[Begin]

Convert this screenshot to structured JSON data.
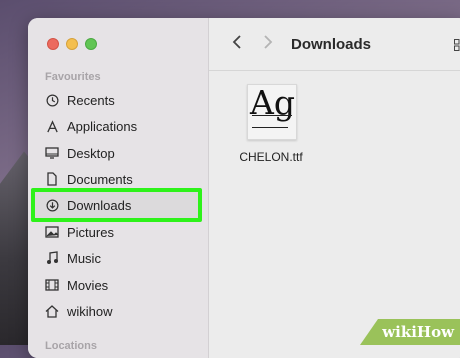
{
  "sidebar": {
    "section_favourites": "Favourites",
    "items": [
      {
        "label": "Recents",
        "icon": "clock-icon"
      },
      {
        "label": "Applications",
        "icon": "applications-icon"
      },
      {
        "label": "Desktop",
        "icon": "desktop-icon"
      },
      {
        "label": "Documents",
        "icon": "document-icon"
      },
      {
        "label": "Downloads",
        "icon": "download-icon",
        "selected": true
      },
      {
        "label": "Pictures",
        "icon": "picture-icon"
      },
      {
        "label": "Music",
        "icon": "music-icon"
      },
      {
        "label": "Movies",
        "icon": "film-icon"
      },
      {
        "label": "wikihow",
        "icon": "home-icon"
      }
    ],
    "section_locations": "Locations"
  },
  "toolbar": {
    "title": "Downloads"
  },
  "files": [
    {
      "name": "CHELON.ttf",
      "preview_text": "Ag"
    }
  ],
  "watermark": {
    "text_1": "wiki",
    "text_2": "How"
  },
  "colors": {
    "highlight": "#2ef21a",
    "watermark": "#9ac25a"
  }
}
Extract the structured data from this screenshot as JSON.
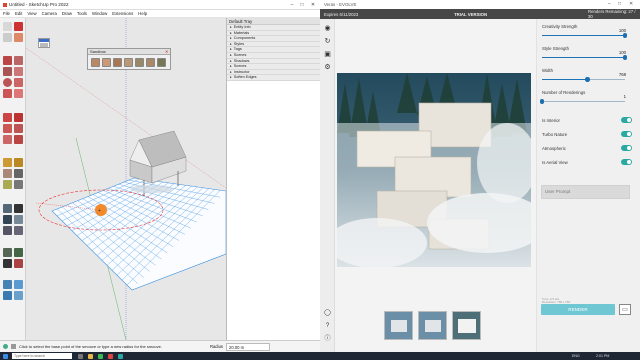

[End]

▶ _Given exercise_: All of the entries above should be duplicated exactly, except for the pictures.

▶ _Correct response_:
Convert this screenshot to structured JSON data.
{
  "sidebar": {
    "section_favourites": "Favourites",
    "items": [
      {
        "label": "Recents",
        "icon": "clock-icon"
      },
      {
        "label": "Applications",
        "icon": "applications-icon"
      },
      {
        "label": "Desktop",
        "icon": "desktop-icon"
      },
      {
        "label": "Documents",
        "icon": "document-icon"
      },
      {
        "label": "Downloads",
        "icon": "download-icon",
        "selected": true
      },
      {
        "label": "Pictures",
        "icon": "picture-icon"
      },
      {
        "label": "Music",
        "icon": "music-icon"
      },
      {
        "label": "Movies",
        "icon": "film-icon"
      },
      {
        "label": "wikihow",
        "icon": "home-icon"
      }
    ],
    "section_locations": "Locations"
  },
  "toolbar": {
    "title": "Downloads"
  },
  "files": [
    {
      "name": "CHELON.ttf",
      "preview_text": "Ag"
    }
  ],
  "watermark": {
    "text_1": "wiki",
    "text_2": "How"
  },
  "colors": {
    "highlight": "#2ef21a",
    "watermark": "#9ac25a"
  }
}
Extract the structured data from this screenshot as JSON.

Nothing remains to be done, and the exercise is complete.